▶ _Stated goal_
Report the number of lines in these entries that contain "color". Write only the number.

▶ _Given records_

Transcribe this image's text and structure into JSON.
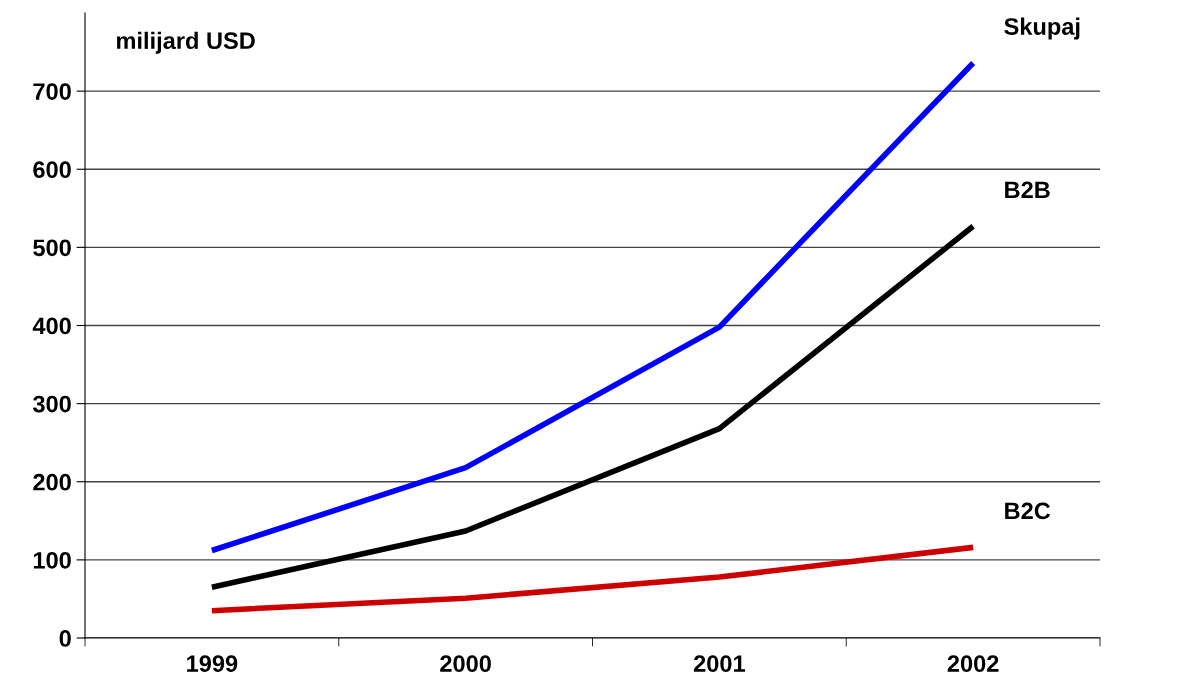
{
  "chart_data": {
    "type": "line",
    "ylabel": "milijard USD",
    "categories": [
      "1999",
      "2000",
      "2001",
      "2002"
    ],
    "series": [
      {
        "name": "Skupaj",
        "color": "#0000ff",
        "values": [
          112,
          218,
          398,
          736
        ]
      },
      {
        "name": "B2B",
        "color": "#000000",
        "values": [
          65,
          137,
          268,
          527
        ]
      },
      {
        "name": "B2C",
        "color": "#cc0000",
        "values": [
          35,
          51,
          78,
          116
        ]
      }
    ],
    "ylim": [
      0,
      800
    ],
    "yticks": [
      0,
      100,
      200,
      300,
      400,
      500,
      600,
      700
    ],
    "grid": "y",
    "legend": false,
    "marker": "none",
    "line_style": "solid"
  }
}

▶ _Task response_
3